▶ _Set exercise_:
Across the listing below, count the lines that mention the string "this". Reply with the figure only.

▶ _Exercise material_:
....................

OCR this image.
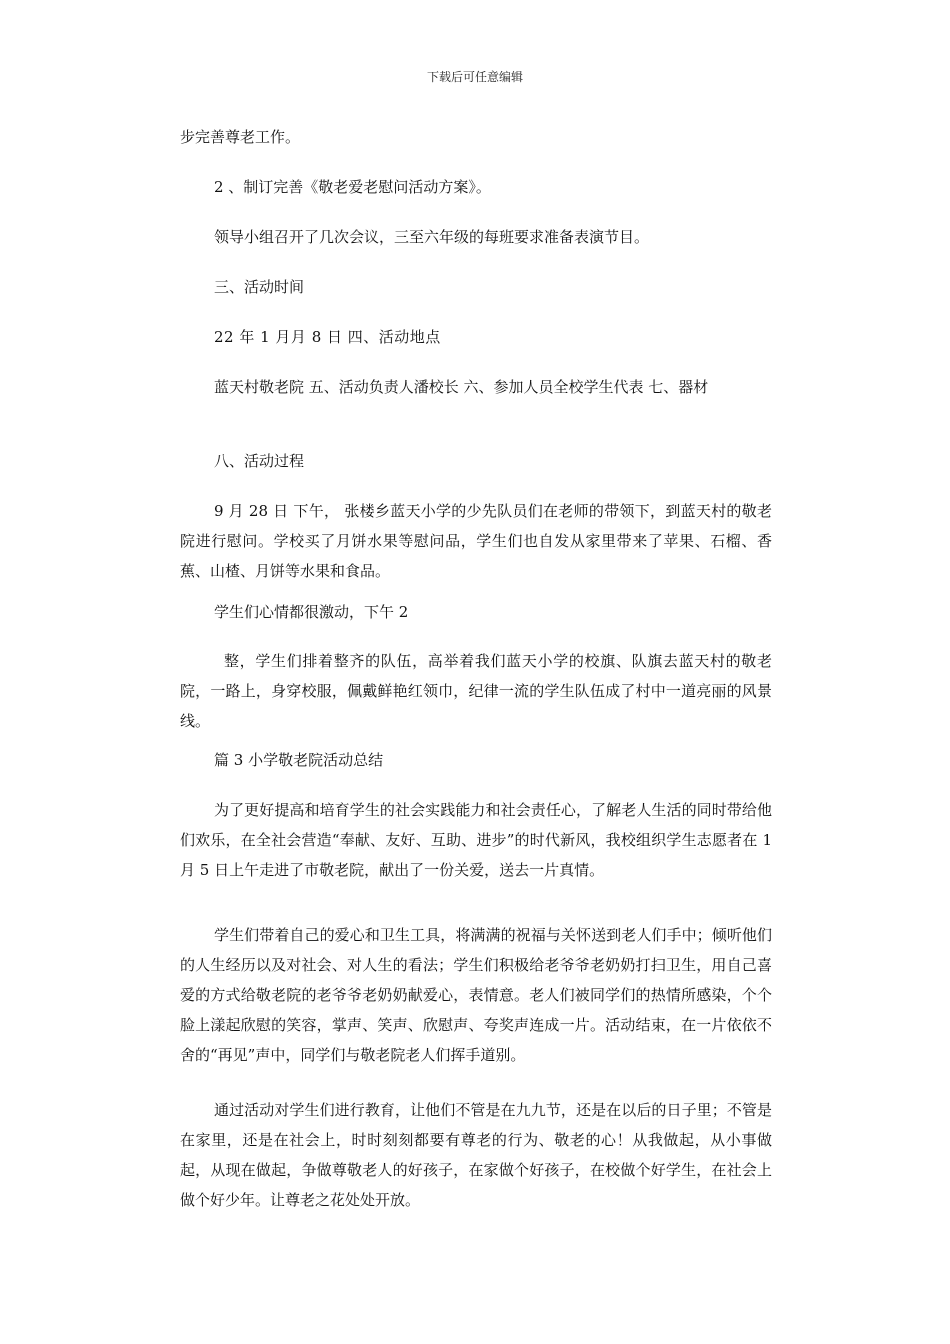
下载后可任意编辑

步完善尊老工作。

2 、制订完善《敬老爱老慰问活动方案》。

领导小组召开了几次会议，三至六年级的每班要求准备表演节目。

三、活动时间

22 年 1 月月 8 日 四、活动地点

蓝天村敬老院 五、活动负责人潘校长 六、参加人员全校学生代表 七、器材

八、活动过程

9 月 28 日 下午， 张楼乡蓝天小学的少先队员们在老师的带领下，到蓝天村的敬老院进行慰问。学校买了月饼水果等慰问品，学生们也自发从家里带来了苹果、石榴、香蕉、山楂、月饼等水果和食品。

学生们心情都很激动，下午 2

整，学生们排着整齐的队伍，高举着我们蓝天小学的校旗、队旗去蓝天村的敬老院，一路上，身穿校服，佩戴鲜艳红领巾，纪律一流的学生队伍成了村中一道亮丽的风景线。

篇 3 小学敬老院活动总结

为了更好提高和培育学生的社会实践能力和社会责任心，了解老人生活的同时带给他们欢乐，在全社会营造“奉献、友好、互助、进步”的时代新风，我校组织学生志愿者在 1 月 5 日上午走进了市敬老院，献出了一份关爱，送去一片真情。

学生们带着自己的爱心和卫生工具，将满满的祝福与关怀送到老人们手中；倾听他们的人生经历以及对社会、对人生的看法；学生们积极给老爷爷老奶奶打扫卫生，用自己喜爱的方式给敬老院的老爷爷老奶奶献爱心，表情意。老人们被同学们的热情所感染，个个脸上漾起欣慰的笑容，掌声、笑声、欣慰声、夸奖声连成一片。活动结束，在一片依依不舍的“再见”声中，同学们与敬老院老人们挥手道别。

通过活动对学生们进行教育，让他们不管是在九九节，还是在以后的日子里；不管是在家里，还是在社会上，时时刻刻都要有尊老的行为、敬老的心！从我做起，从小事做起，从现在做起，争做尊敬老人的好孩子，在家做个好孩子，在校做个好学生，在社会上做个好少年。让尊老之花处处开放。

....................

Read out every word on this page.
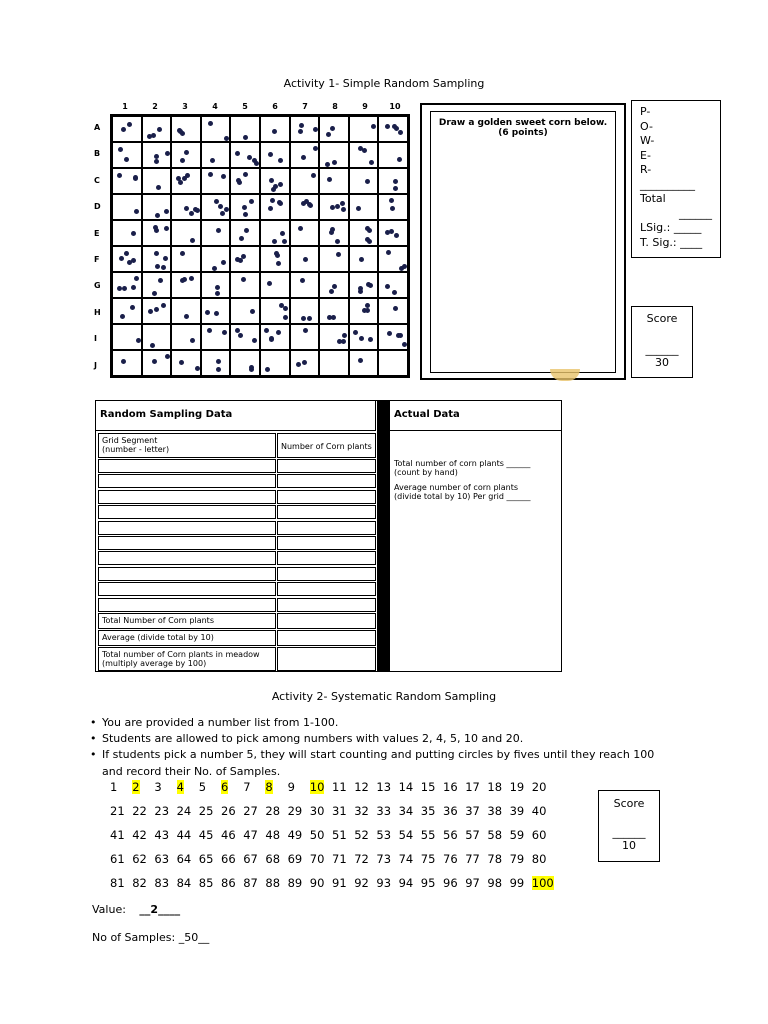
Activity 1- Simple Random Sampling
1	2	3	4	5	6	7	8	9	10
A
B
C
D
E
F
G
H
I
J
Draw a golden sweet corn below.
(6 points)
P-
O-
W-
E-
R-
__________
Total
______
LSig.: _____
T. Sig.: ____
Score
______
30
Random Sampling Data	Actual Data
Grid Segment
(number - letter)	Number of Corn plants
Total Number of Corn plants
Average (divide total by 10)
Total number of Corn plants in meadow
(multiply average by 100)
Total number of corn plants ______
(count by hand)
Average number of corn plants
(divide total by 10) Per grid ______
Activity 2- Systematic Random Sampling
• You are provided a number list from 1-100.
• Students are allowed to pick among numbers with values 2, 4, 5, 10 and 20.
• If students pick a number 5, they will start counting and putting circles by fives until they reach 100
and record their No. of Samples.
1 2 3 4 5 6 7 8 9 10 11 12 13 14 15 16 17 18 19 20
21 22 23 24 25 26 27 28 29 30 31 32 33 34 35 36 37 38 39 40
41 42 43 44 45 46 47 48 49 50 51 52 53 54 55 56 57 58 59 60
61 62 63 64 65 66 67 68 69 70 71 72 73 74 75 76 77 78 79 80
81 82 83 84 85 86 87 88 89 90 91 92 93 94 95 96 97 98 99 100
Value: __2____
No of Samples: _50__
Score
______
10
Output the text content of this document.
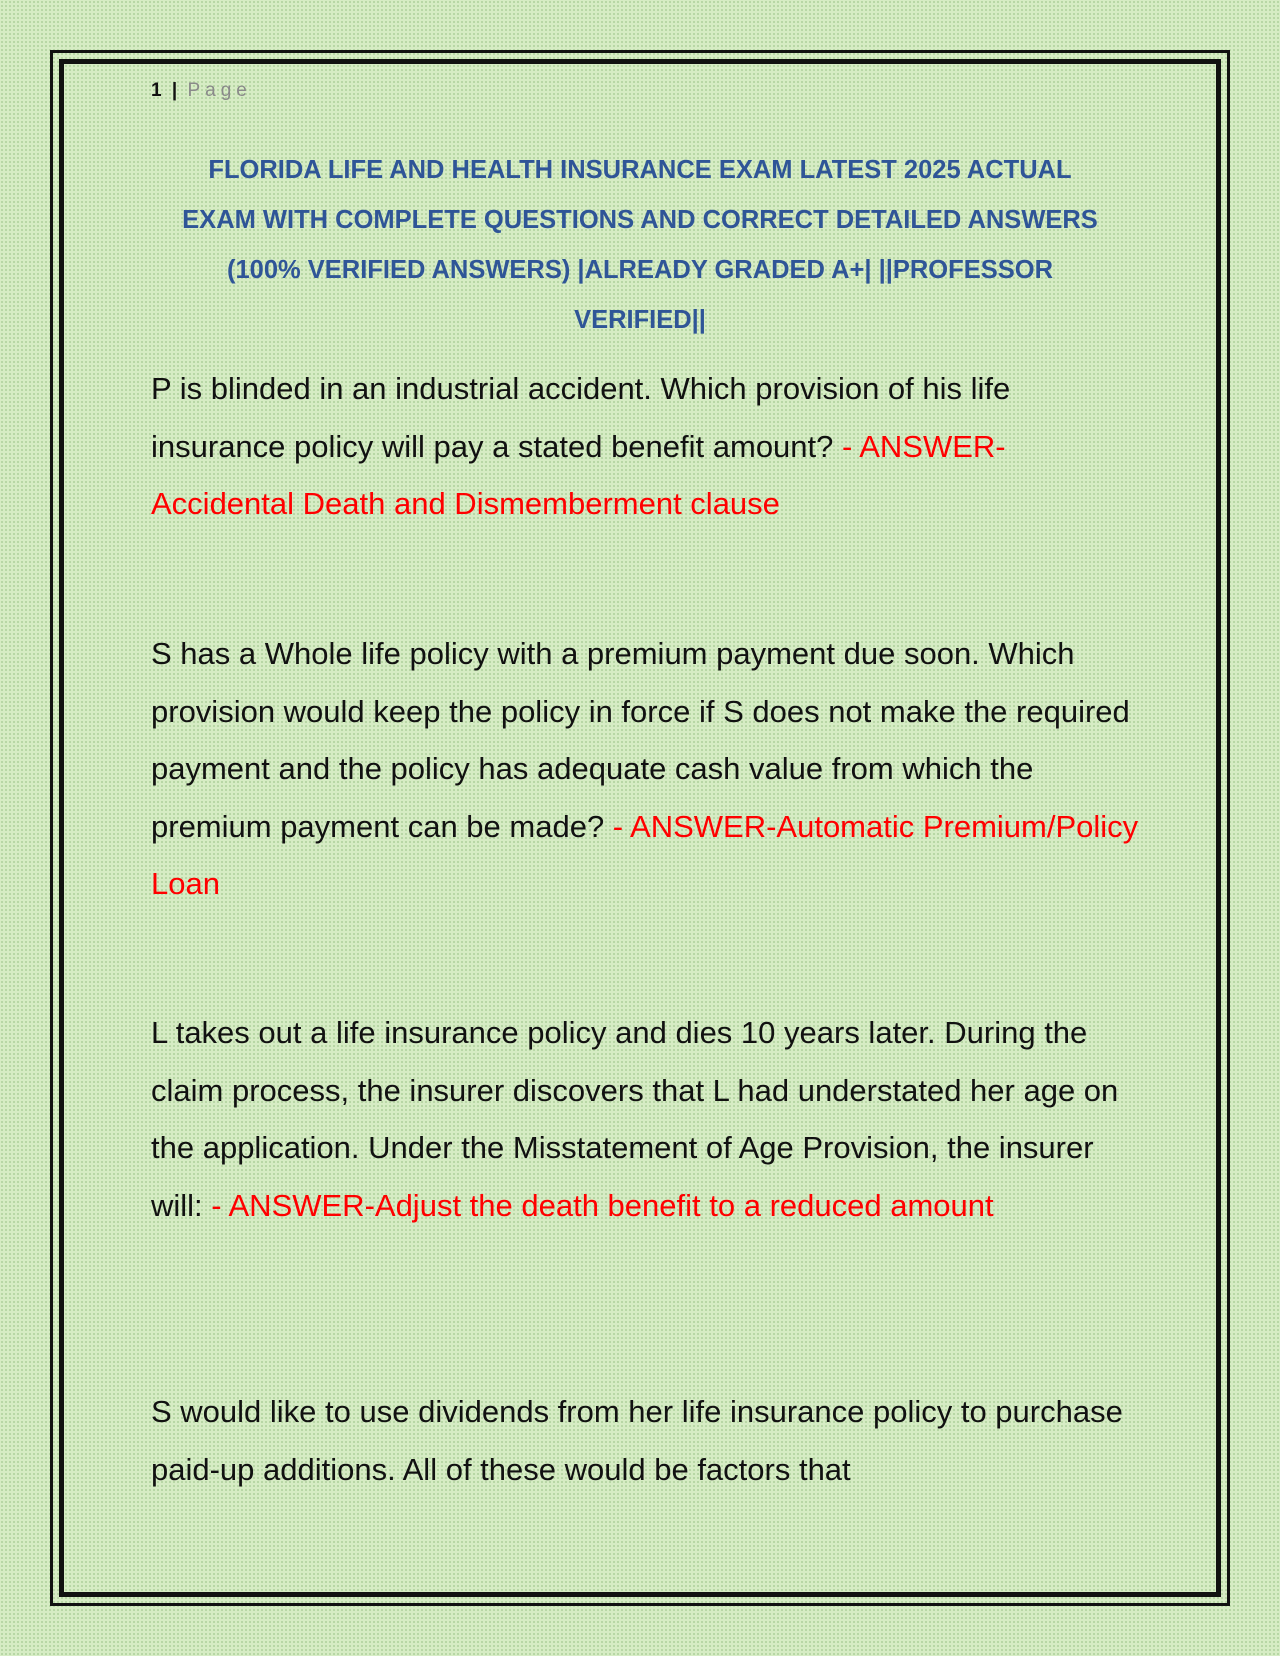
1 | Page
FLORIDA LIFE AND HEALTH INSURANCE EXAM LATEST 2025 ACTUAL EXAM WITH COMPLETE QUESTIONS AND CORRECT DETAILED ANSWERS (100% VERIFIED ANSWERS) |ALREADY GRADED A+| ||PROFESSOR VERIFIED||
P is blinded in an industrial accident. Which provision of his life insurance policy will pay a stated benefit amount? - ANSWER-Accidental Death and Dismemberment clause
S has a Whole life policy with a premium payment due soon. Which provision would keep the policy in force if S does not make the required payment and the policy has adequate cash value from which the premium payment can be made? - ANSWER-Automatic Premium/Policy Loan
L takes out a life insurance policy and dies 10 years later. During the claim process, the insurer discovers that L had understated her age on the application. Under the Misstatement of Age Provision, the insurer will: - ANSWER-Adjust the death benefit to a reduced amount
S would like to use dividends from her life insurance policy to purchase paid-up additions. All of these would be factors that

....................

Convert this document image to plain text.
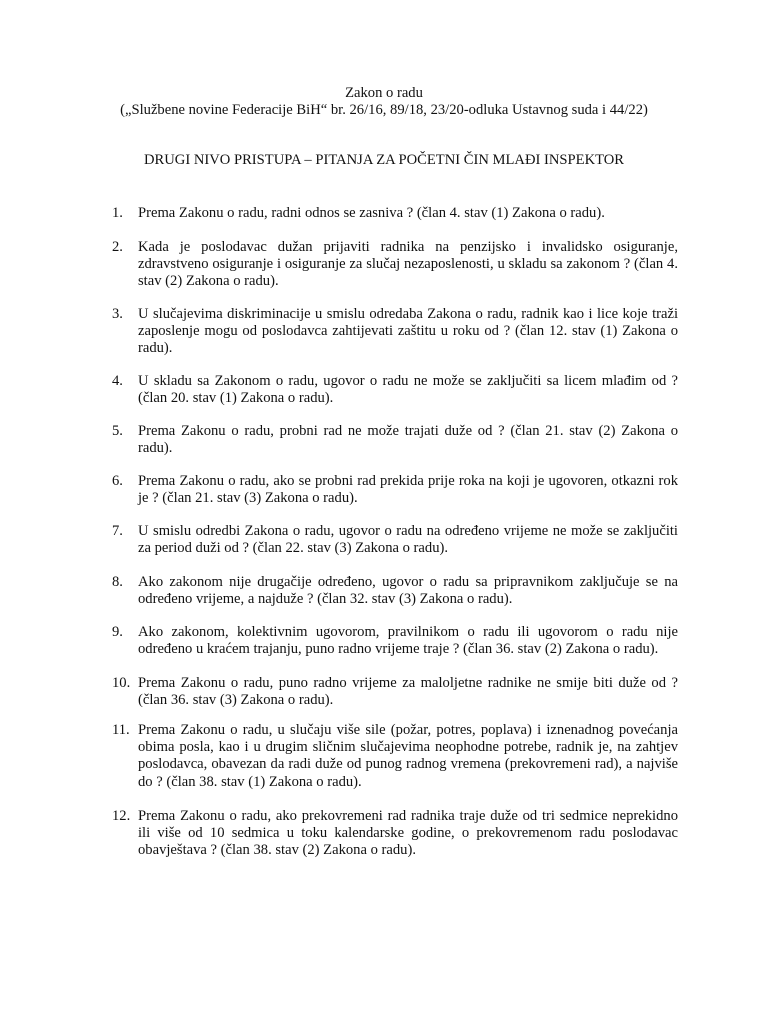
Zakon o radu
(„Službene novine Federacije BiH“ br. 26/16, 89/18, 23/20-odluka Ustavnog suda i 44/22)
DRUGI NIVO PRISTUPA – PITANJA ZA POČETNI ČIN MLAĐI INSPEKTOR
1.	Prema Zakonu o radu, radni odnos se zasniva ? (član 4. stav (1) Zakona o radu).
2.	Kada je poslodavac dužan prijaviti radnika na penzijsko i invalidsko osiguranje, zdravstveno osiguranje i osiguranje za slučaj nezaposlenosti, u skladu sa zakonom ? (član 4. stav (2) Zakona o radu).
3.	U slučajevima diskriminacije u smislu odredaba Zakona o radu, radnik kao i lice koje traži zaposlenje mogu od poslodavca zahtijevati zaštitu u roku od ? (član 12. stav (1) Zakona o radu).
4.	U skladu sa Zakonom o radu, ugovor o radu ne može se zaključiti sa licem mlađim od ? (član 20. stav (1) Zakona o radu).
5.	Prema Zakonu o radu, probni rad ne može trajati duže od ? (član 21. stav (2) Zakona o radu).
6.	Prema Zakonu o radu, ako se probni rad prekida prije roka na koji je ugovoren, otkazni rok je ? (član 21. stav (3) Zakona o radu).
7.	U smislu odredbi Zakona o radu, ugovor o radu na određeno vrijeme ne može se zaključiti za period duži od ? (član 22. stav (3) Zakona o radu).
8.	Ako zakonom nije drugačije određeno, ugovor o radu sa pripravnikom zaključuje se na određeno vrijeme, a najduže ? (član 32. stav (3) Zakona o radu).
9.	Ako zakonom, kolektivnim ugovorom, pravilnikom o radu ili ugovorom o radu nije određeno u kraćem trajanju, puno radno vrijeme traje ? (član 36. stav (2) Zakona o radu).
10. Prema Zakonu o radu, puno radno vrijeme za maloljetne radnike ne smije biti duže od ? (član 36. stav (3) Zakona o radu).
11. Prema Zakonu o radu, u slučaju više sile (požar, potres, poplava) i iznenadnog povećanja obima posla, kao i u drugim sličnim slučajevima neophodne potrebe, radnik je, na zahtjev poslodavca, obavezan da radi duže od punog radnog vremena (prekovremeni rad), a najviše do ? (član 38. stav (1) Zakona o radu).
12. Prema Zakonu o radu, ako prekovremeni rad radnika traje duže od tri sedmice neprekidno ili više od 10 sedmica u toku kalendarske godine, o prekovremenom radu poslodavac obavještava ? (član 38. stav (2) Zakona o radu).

....................

▶ _The reply_:
4